GIVEN TASK 1: Transcribe the part of the OWL 2 email thread that opens with the words containing "On 20 Sep 2010, at" and closes with "such property unions.".
GIVEN TASK 2:
Answer these questions from the OWL 2 email thread:
(a) What expression is given as equivalent to "(p or q) some C"?
(b) According to the message from regmito, what should property union and intersection be allowed as?
(c) For property intersection and union to be harmless, what does the reply say would at least need to be restricted?
GIVEN TASK 3: Take the OWL 2 email thread further, starting right after its last sentence.

SUPPLIED TEXT:
——

On 20 Sep 2010, at 17:38, Cristian Cocos wrote:

> Here's an OWL 2 question: can I say that a property is the union of  
> two (or
> more) properties ? (I am, in effect, not sure if SROIQ can  
> accommodate this,
> can it?)


Another option, which slightly extends the suggestions given so far,  
would be to look at the usage of such property unions.

* If they are only used in existential statements, one could replace  
such a statement with a class union:
   "(p or q) some C"  is equivalent to  "p some C or q some C".

* If they are only used in universal statements, one could replace  
such a statement with a class intersection:
   "(p or q) only C"  is equivalent to  "p only C and q only C".

These replacements become combinatorially more complex if cardinality  
restrictions are involved, though.

On 21 Sep 2010, at 02:57, regmito wrote:

> For more systematic approach, property union and intersection should  
> be allowed as property expressions that are similar to class  
> expressions: e.g. (a or b); (a and b). However the OWL 2  
> specification misses this.

I don't think it's that easy to add property intersection and union to  
OWL 2. For these features to be harmless, one would at least need to  
restrict the interactions with cardinality restrictions, i.e., extend  
the concept of simple properties to union/intersection.

However, this doesn't seem to suffice for property intersection. If I  
didn't make a mistake, then, even without number restrictions, it's  
possible to express tilings and therefore to cross the undecidability  
border. I'm currently not sure if this can also happen with property  
union ...

——

SUPPLIED RECORDS:

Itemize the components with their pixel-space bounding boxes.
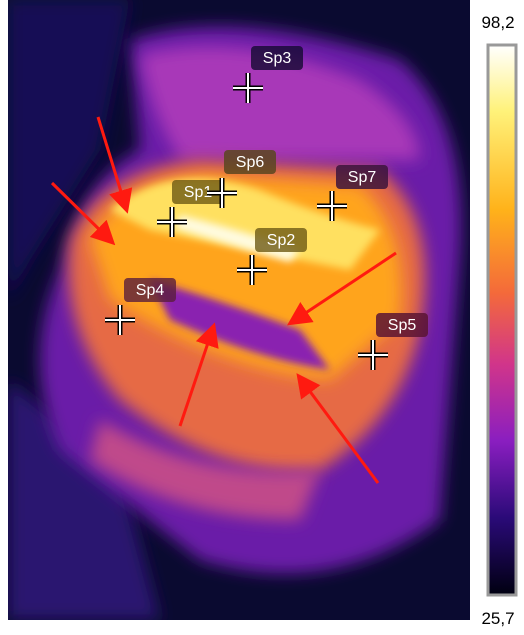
- arrow: [178, 322, 219, 427]
- spot-cross: [237, 255, 267, 285]
- spot-label: Sp6: [236, 154, 265, 171]
- annotation-arrows: [50, 116, 397, 484]
- thermal-image: [8, 0, 470, 620]
- spot-label-box: [376, 313, 428, 337]
- spot: Sp3: [251, 46, 303, 70]
- spot-cross: [317, 191, 347, 221]
- spot-label: Sp5: [388, 317, 417, 334]
- spot: Sp5: [376, 313, 428, 337]
- spot-label-box: [251, 46, 303, 70]
- spot-cross: [157, 207, 187, 237]
- spot-label-box: [124, 278, 176, 302]
- spot-label: Sp3: [263, 50, 292, 67]
- spot-cross: [105, 305, 135, 335]
- spot-label-box: [224, 150, 276, 174]
- spot-cross: [207, 178, 237, 208]
- arrow: [287, 251, 397, 326]
- arrow: [96, 116, 133, 214]
- spot: Sp2: [255, 228, 307, 252]
- spot-label: Sp2: [267, 232, 296, 249]
- spot-label-box: [255, 228, 307, 252]
- color-scale-bar: [486, 43, 518, 597]
- spot-label-box: [172, 180, 224, 204]
- scale-min-label: 25,7: [481, 609, 514, 628]
- spot-markers: Sp1 Sp2 Sp3 Sp4 Sp5 Sp6 Sp7: [105, 46, 428, 370]
- spot-cross: [233, 73, 263, 103]
- spot: Sp4: [124, 278, 176, 302]
- spot-label: Sp1: [184, 184, 213, 201]
- arrow: [50, 181, 116, 246]
- spot: Sp6: [224, 150, 276, 174]
- spot-cross: [358, 340, 388, 370]
- spot: Sp7: [336, 165, 388, 189]
- spot: Sp1: [172, 180, 224, 204]
- spot-label: Sp4: [136, 282, 165, 299]
- scale-max-label: 98,2: [481, 13, 514, 32]
- arrow: [296, 373, 380, 484]
- spot-label-box: [336, 165, 388, 189]
- spot-label: Sp7: [348, 169, 377, 186]
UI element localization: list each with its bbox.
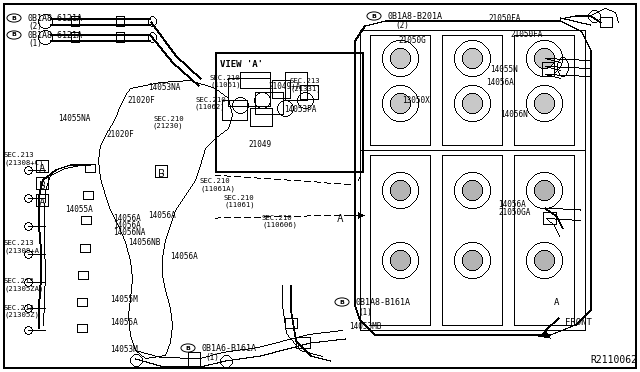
Text: B: B (12, 32, 17, 38)
Text: SEC.213: SEC.213 (4, 240, 35, 246)
Text: (1): (1) (28, 39, 42, 48)
Text: SEC.210: SEC.210 (153, 116, 184, 122)
Text: 21050FA: 21050FA (510, 30, 542, 39)
Text: 14053NA: 14053NA (148, 83, 180, 92)
Text: (1): (1) (205, 353, 219, 362)
Text: 14056NA: 14056NA (113, 228, 145, 237)
Text: 14056A: 14056A (113, 221, 141, 230)
Text: (11061A): (11061A) (200, 185, 235, 192)
Text: (11061): (11061) (210, 82, 241, 89)
Text: 14055N: 14055N (490, 65, 518, 74)
Text: SEC.213: SEC.213 (4, 305, 35, 311)
Text: B: B (12, 16, 17, 20)
Text: 21049: 21049 (248, 140, 271, 149)
Text: 14055M: 14055M (110, 295, 138, 304)
Text: 14056NB: 14056NB (128, 238, 161, 247)
Text: 14056N: 14056N (500, 110, 528, 119)
Text: 14055NA: 14055NA (58, 114, 90, 123)
Text: VIEW 'A': VIEW 'A' (220, 60, 263, 69)
Text: (21331): (21331) (290, 85, 321, 92)
Text: 14053M: 14053M (110, 345, 138, 354)
Text: SEC.210: SEC.210 (195, 97, 226, 103)
Text: SEC.213: SEC.213 (290, 78, 321, 84)
Text: (1): (1) (358, 308, 372, 317)
Text: 14056A: 14056A (486, 78, 514, 87)
Text: 14056A: 14056A (113, 214, 141, 223)
Text: 0B1A8-B201A: 0B1A8-B201A (388, 12, 443, 21)
Text: FRONT: FRONT (565, 318, 592, 327)
Text: 21050FA: 21050FA (488, 14, 520, 23)
Text: 21049+A: 21049+A (268, 82, 300, 91)
Text: (2): (2) (28, 22, 42, 31)
Text: (11061): (11061) (224, 202, 255, 208)
Text: (21308+C): (21308+C) (4, 159, 44, 166)
Text: B: B (372, 13, 376, 19)
Text: SEC.213: SEC.213 (4, 278, 35, 284)
Text: A: A (554, 298, 559, 307)
Text: 0B1A8-B161A: 0B1A8-B161A (355, 298, 410, 307)
Text: (11062): (11062) (195, 104, 226, 110)
Text: B: B (186, 346, 191, 350)
Text: (110606): (110606) (262, 222, 297, 228)
Text: SEC.210: SEC.210 (210, 75, 241, 81)
Text: 21020F: 21020F (127, 96, 155, 105)
Text: R2110062: R2110062 (590, 355, 637, 365)
Text: 14056A: 14056A (170, 252, 198, 261)
Text: SEC.210: SEC.210 (200, 178, 230, 184)
Text: 21050GA: 21050GA (498, 208, 531, 217)
Text: 14056A: 14056A (498, 200, 525, 209)
Text: 21050G: 21050G (398, 36, 426, 45)
Text: 0B1A8-6121A: 0B1A8-6121A (28, 31, 83, 40)
Text: 14053PA: 14053PA (284, 105, 316, 114)
Text: B: B (340, 299, 344, 305)
Text: 21020F: 21020F (106, 130, 134, 139)
Text: 13050X: 13050X (402, 96, 429, 105)
Text: 14053MB: 14053MB (349, 322, 381, 331)
Text: 0B1A6-B161A: 0B1A6-B161A (202, 344, 257, 353)
Text: (21305ZA): (21305ZA) (4, 285, 44, 292)
Text: (21230): (21230) (153, 123, 184, 129)
Text: SEC.210: SEC.210 (224, 195, 255, 201)
Text: 0B1A8-6121A: 0B1A8-6121A (28, 14, 83, 23)
Text: (21308+A): (21308+A) (4, 247, 44, 253)
Text: SEC.210: SEC.210 (262, 215, 292, 221)
Text: (2): (2) (395, 21, 409, 30)
Text: 14055A: 14055A (110, 318, 138, 327)
Text: SEC.213: SEC.213 (4, 152, 35, 158)
Text: 14056A: 14056A (148, 211, 176, 220)
Text: (21305Z): (21305Z) (4, 312, 39, 318)
Text: 14055A: 14055A (65, 205, 93, 214)
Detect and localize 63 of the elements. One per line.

——

RESPONSE 1:
On 20 Sep 2010, at 17:38, Cristian Cocos wrote:

> Here's an OWL 2 question: can I say that a property is the union of  
> two (or
> more) properties ? (I am, in effect, not sure if SROIQ can  
> accommodate this,
> can it?)


Another option, which slightly extends the suggestions given so far,  
would be to look at the usage of such property unions.

RESPONSE 2:
(a) "p some C or q some C"
(b) Property expressions similar to class expressions, e.g. (a or b); (a and b)
(c) Their interactions with cardinality restrictions, which means extending the concept of simple properties to union/intersection

RESPONSE 3:
Cheers

Thomas

>
> Igor
>
>
> Dr Igor Toujilov
> Senior Research Fellow
> Centre for Health Informatics and Multiprofessional Education
> University College London
> Highgate Hill
> London, UK
> N19 5LW
>
> Tel: +44 (0)20 7288 3960
>
>
> ________________________________________
> From: [hidden email] [[hidden email]
> ] on behalf of Alan Ruttenberg [[hidden email]]
> Sent: 20 September 2010 20:11
> To: Submit feedback for Protege 4.x
> Cc: [hidden email]
> Subject: Re: [p4-feedback] Property union
>
> If :a and :b are the properties that you want to union, then an
> approximation is to make the union :u the superproperty of both. This
> will break down if you either make property assertions using :u
> directly or have axioms that might entail such assertions.
>
> -Alan
>
> On Sep 20, 2010, at 2:31 PM, Timothy Redmond <[hidden email]>
> wrote:
>
>>
>> I believe that the answer is that you can't do this.  While there
>> are several experts here who might be  able to either correct me or
>> give a stronger answer, I suspect that a better list for this type
>> of question is the owl-dev mailing list [1].
>>
>> -Timothy
>>
>> [1] http://lists.w3.org/Archives/Public/public-owl-dev/
>>
>>
>> On 09/20/2010 09:38 AM, Cristian Cocos wrote:
>>> Here's an OWL 2 question: can I say that a property is the union of
>>> two (or
>>> more) properties ? (I am, in effect, not sure if SROIQ can
>>> accommodate this,
>>> can it?)
>>>
>>> C
>>>
>>> Cristian Cocos
>>> Post Doctoral Fellow
>>> Centre for Logic and Information, StFX University 54B St. Mary's
>>> Street,
>>> Antigonish NS, Canada B2G 2W5
>>> Tel: + 1 (902) 867-4931, Fax: +1 (902) 867-1397
>>>
>>> Current research: "Building Decision-Support Through Dynamic  
>>> Workflow
>>> Systems for Health Care"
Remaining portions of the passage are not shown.